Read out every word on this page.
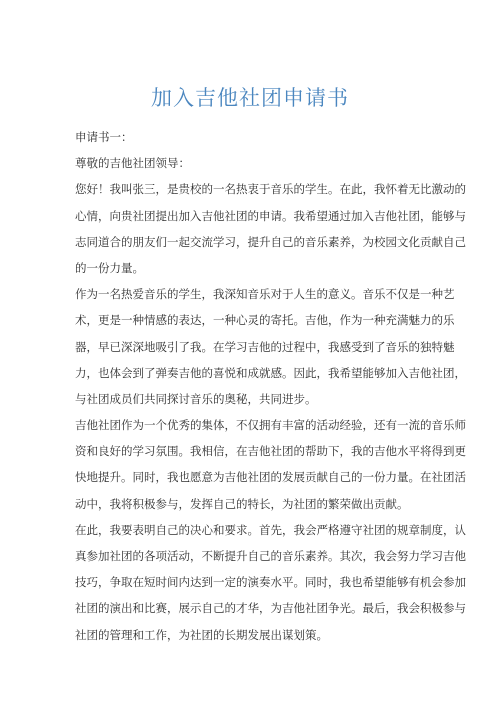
加入吉他社团申请书
申请书一：
尊敬的吉他社团领导：
您好！我叫张三，是贵校的一名热衷于音乐的学生。在此，我怀着无比激动的
心情，向贵社团提出加入吉他社团的申请。我希望通过加入吉他社团，能够与
志同道合的朋友们一起交流学习，提升自己的音乐素养，为校园文化贡献自己
的一份力量。
作为一名热爱音乐的学生，我深知音乐对于人生的意义。音乐不仅是一种艺
术，更是一种情感的表达，一种心灵的寄托。吉他，作为一种充满魅力的乐
器，早已深深地吸引了我。在学习吉他的过程中，我感受到了音乐的独特魅
力，也体会到了弹奏吉他的喜悦和成就感。因此，我希望能够加入吉他社团，
与社团成员们共同探讨音乐的奥秘，共同进步。
吉他社团作为一个优秀的集体，不仅拥有丰富的活动经验，还有一流的音乐师
资和良好的学习氛围。我相信，在吉他社团的帮助下，我的吉他水平将得到更
快地提升。同时，我也愿意为吉他社团的发展贡献自己的一份力量。在社团活
动中，我将积极参与，发挥自己的特长，为社团的繁荣做出贡献。
在此，我要表明自己的决心和要求。首先，我会严格遵守社团的规章制度，认
真参加社团的各项活动，不断提升自己的音乐素养。其次，我会努力学习吉他
技巧，争取在短时间内达到一定的演奏水平。同时，我也希望能够有机会参加
社团的演出和比赛，展示自己的才华，为吉他社团争光。最后，我会积极参与
社团的管理和工作，为社团的长期发展出谋划策。
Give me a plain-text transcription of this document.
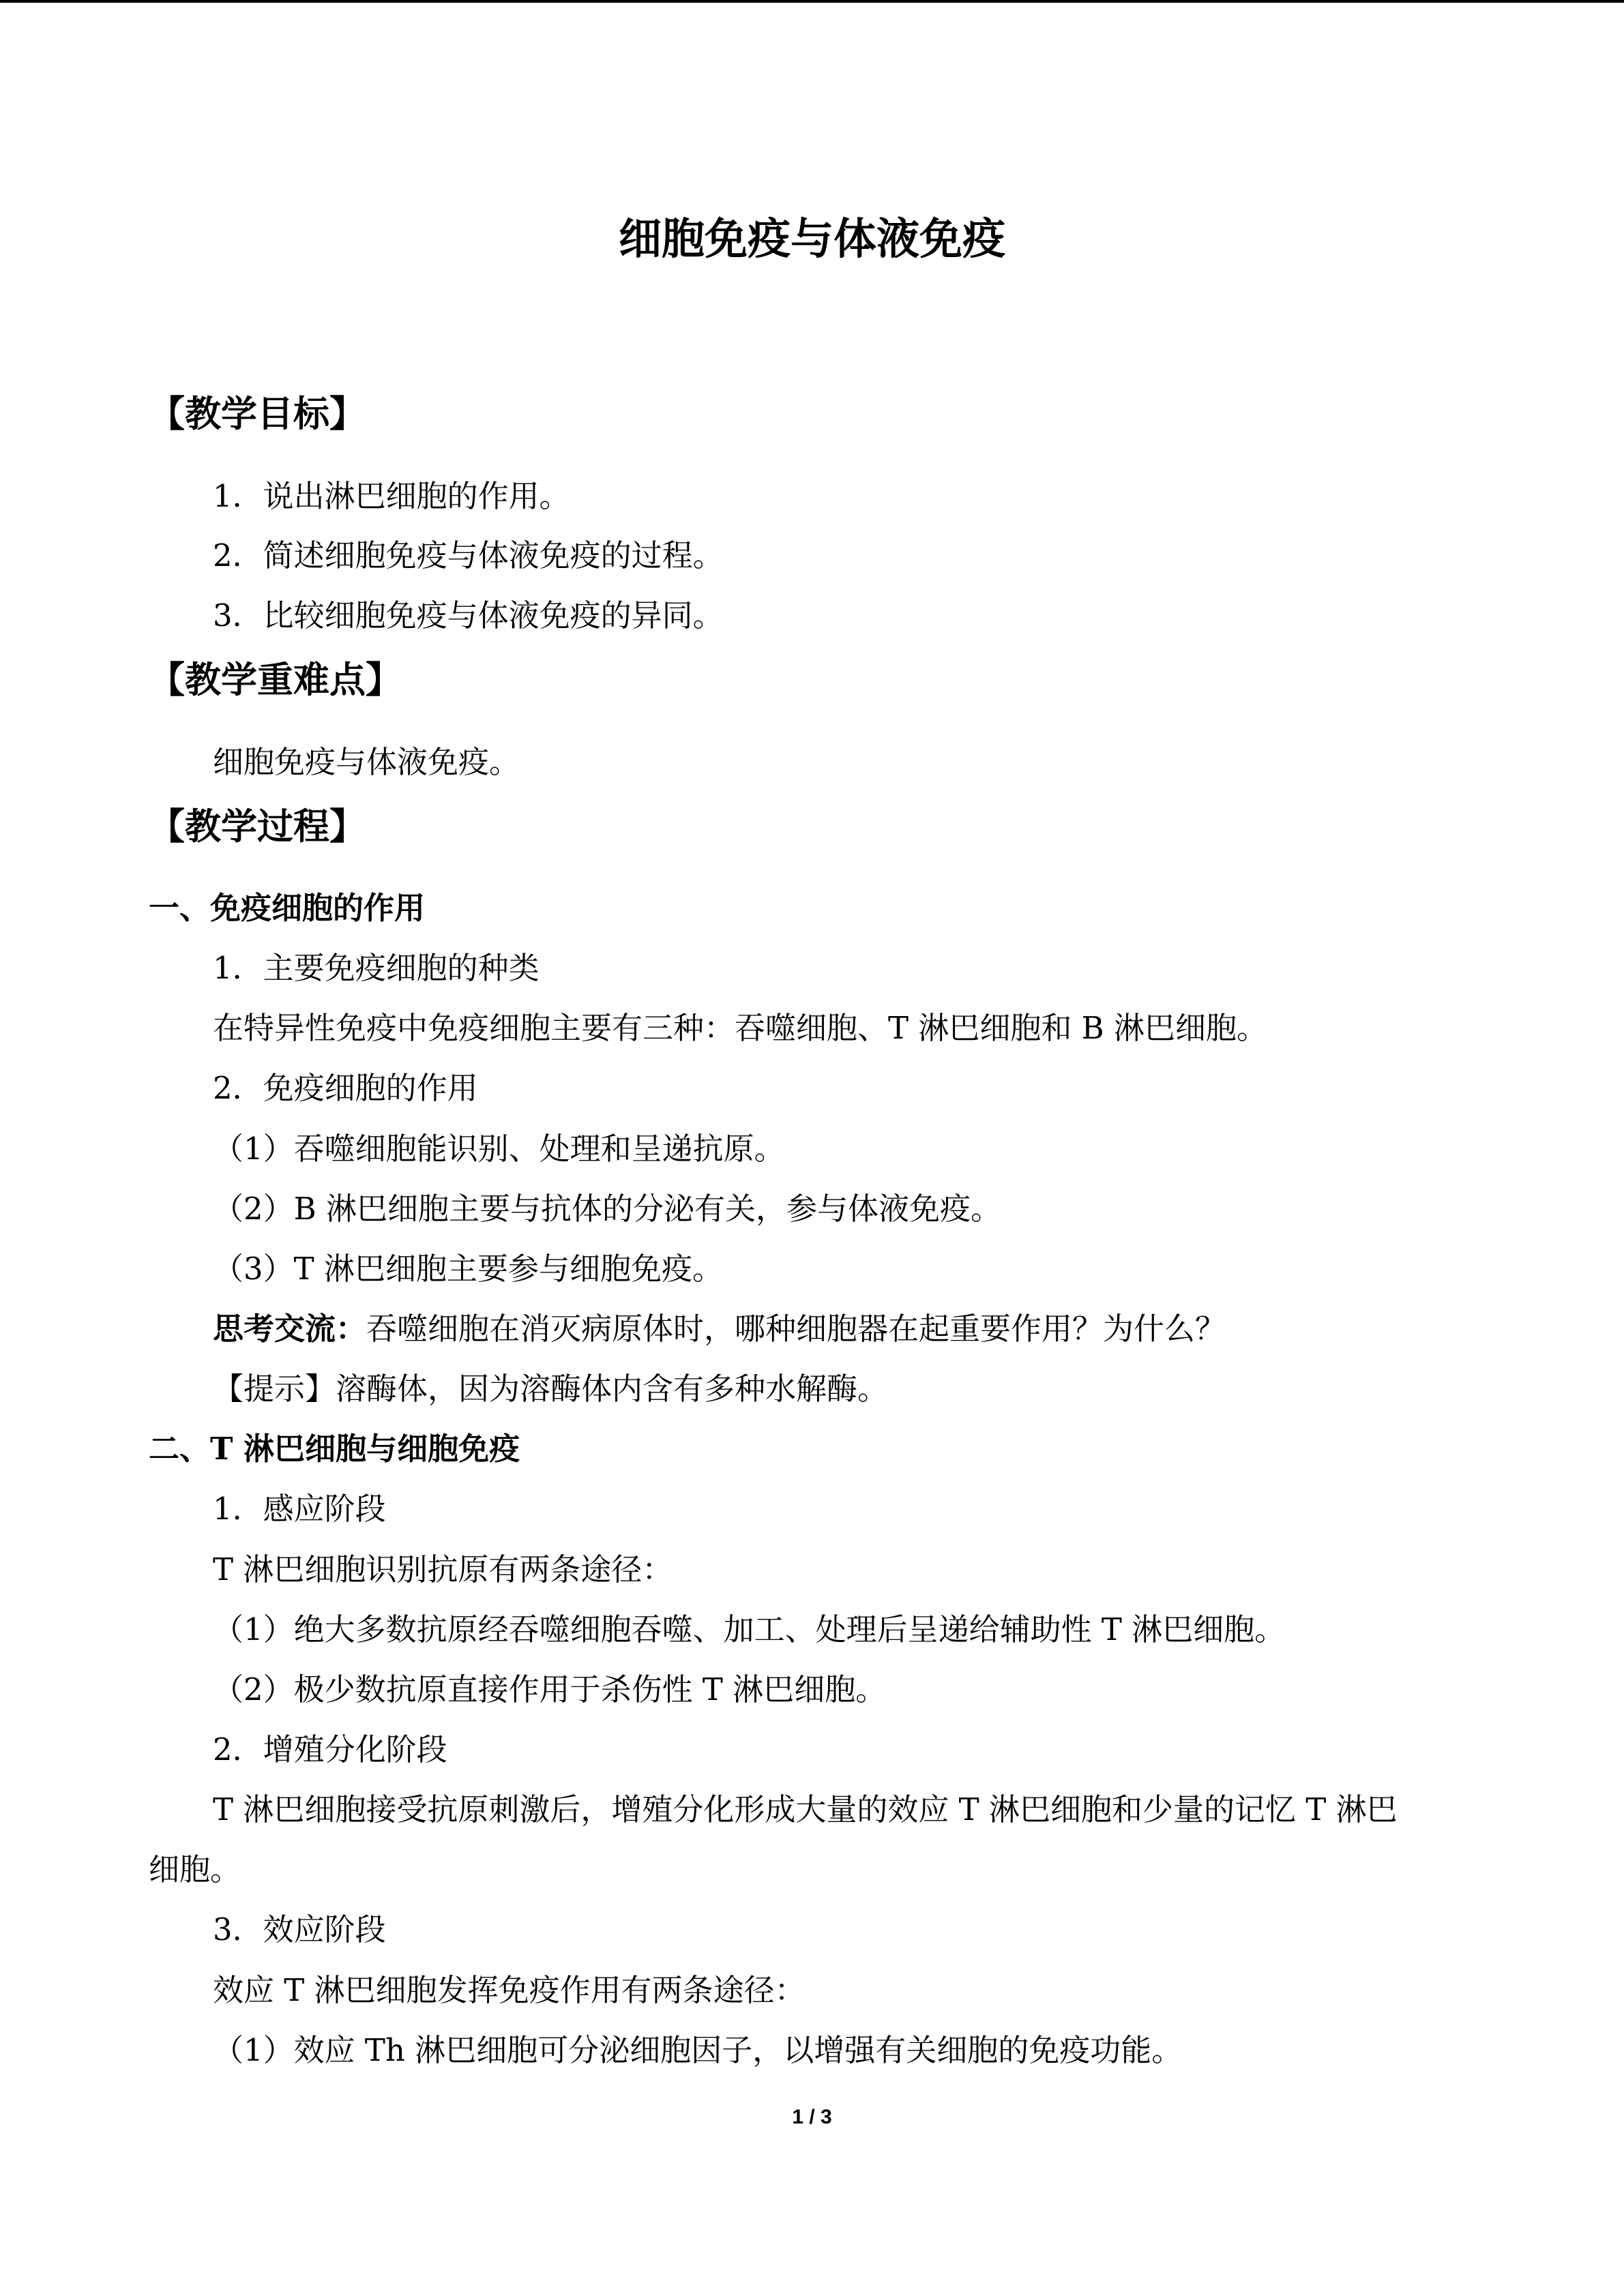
细胞免疫与体液免疫
【教学目标】
1．说出淋巴细胞的作用。
2．简述细胞免疫与体液免疫的过程。
3．比较细胞免疫与体液免疫的异同。
【教学重难点】
细胞免疫与体液免疫。
【教学过程】
一、免疫细胞的作用
1．主要免疫细胞的种类
在特异性免疫中免疫细胞主要有三种：吞噬细胞、T 淋巴细胞和 B 淋巴细胞。
2．免疫细胞的作用
（1）吞噬细胞能识别、处理和呈递抗原。
（2）B 淋巴细胞主要与抗体的分泌有关，参与体液免疫。
（3）T 淋巴细胞主要参与细胞免疫。
思考交流：吞噬细胞在消灭病原体时，哪种细胞器在起重要作用？为什么？
【提示】溶酶体，因为溶酶体内含有多种水解酶。
二、T 淋巴细胞与细胞免疫
1．感应阶段
T 淋巴细胞识别抗原有两条途径：
（1）绝大多数抗原经吞噬细胞吞噬、加工、处理后呈递给辅助性 T 淋巴细胞。
（2）极少数抗原直接作用于杀伤性 T 淋巴细胞。
2．增殖分化阶段
T 淋巴细胞接受抗原刺激后，增殖分化形成大量的效应 T 淋巴细胞和少量的记忆 T 淋巴
细胞。
3．效应阶段
效应 T 淋巴细胞发挥免疫作用有两条途径：
（1）效应 Th 淋巴细胞可分泌细胞因子，以增强有关细胞的免疫功能。
1 / 3
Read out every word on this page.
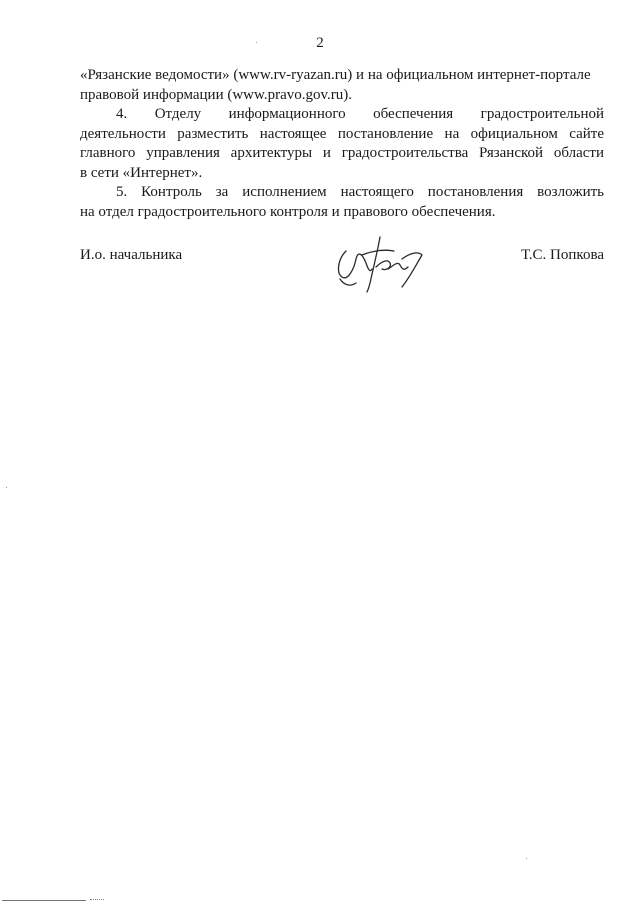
2
«Рязанские ведомости» (www.rv-ryazan.ru) и на официальном интернет-портале
правовой информации (www.pravo.gov.ru).
4. Отделу информационного обеспечения градостроительной
деятельности разместить настоящее постановление на официальном сайте
главного управления архитектуры и градостроительства Рязанской области
в сети «Интернет».
5. Контроль за исполнением настоящего постановления возложить
на отдел градостроительного контроля и правового обеспечения.
И.о. начальника	Т.С. Попкова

**Directions for this task**
Output all of the entries verbatim, leaving out any images.

**The response**
Read out every word on this page.
加入吉他社团申请书
申请书一：
尊敬的吉他社团领导：
您好！我叫张三，是贵校的一名热衷于音乐的学生。在此，我怀着无比激动的
心情，向贵社团提出加入吉他社团的申请。我希望通过加入吉他社团，能够与
志同道合的朋友们一起交流学习，提升自己的音乐素养，为校园文化贡献自己
的一份力量。
作为一名热爱音乐的学生，我深知音乐对于人生的意义。音乐不仅是一种艺
术，更是一种情感的表达，一种心灵的寄托。吉他，作为一种充满魅力的乐
器，早已深深地吸引了我。在学习吉他的过程中，我感受到了音乐的独特魅
力，也体会到了弹奏吉他的喜悦和成就感。因此，我希望能够加入吉他社团，
与社团成员们共同探讨音乐的奥秘，共同进步。
吉他社团作为一个优秀的集体，不仅拥有丰富的活动经验，还有一流的音乐师
资和良好的学习氛围。我相信，在吉他社团的帮助下，我的吉他水平将得到更
快地提升。同时，我也愿意为吉他社团的发展贡献自己的一份力量。在社团活
动中，我将积极参与，发挥自己的特长，为社团的繁荣做出贡献。
在此，我要表明自己的决心和要求。首先，我会严格遵守社团的规章制度，认
真参加社团的各项活动，不断提升自己的音乐素养。其次，我会努力学习吉他
技巧，争取在短时间内达到一定的演奏水平。同时，我也希望能够有机会参加
社团的演出和比赛，展示自己的才华，为吉他社团争光。最后，我会积极参与
社团的管理和工作，为社团的长期发展出谋划策。
Give me a plain-text transcription of this document.
细胞免疫与体液免疫
【教学目标】
1．说出淋巴细胞的作用。
2．简述细胞免疫与体液免疫的过程。
3．比较细胞免疫与体液免疫的异同。
【教学重难点】
细胞免疫与体液免疫。
【教学过程】
一、免疫细胞的作用
1．主要免疫细胞的种类
在特异性免疫中免疫细胞主要有三种：吞噬细胞、T 淋巴细胞和 B 淋巴细胞。
2．免疫细胞的作用
（1）吞噬细胞能识别、处理和呈递抗原。
（2）B 淋巴细胞主要与抗体的分泌有关，参与体液免疫。
（3）T 淋巴细胞主要参与细胞免疫。
思考交流：吞噬细胞在消灭病原体时，哪种细胞器在起重要作用？为什么？
【提示】溶酶体，因为溶酶体内含有多种水解酶。
二、T 淋巴细胞与细胞免疫
1．感应阶段
T 淋巴细胞识别抗原有两条途径：
（1）绝大多数抗原经吞噬细胞吞噬、加工、处理后呈递给辅助性 T 淋巴细胞。
（2）极少数抗原直接作用于杀伤性 T 淋巴细胞。
2．增殖分化阶段
T 淋巴细胞接受抗原刺激后，增殖分化形成大量的效应 T 淋巴细胞和少量的记忆 T 淋巴
细胞。
3．效应阶段
效应 T 淋巴细胞发挥免疫作用有两条途径：
（1）效应 Th 淋巴细胞可分泌细胞因子，以增强有关细胞的免疫功能。
1 / 3
Read out every word on this page.
2
«Рязанские ведомости» (www.rv-ryazan.ru) и на официальном интернет-портале
правовой информации (www.pravo.gov.ru).
4. Отделу информационного обеспечения градостроительной
деятельности разместить настоящее постановление на официальном сайте
главного управления архитектуры и градостроительства Рязанской области
в сети «Интернет».
5. Контроль за исполнением настоящего постановления возложить
на отдел градостроительного контроля и правового обеспечения.
И.о. начальника	Т.С. Попкова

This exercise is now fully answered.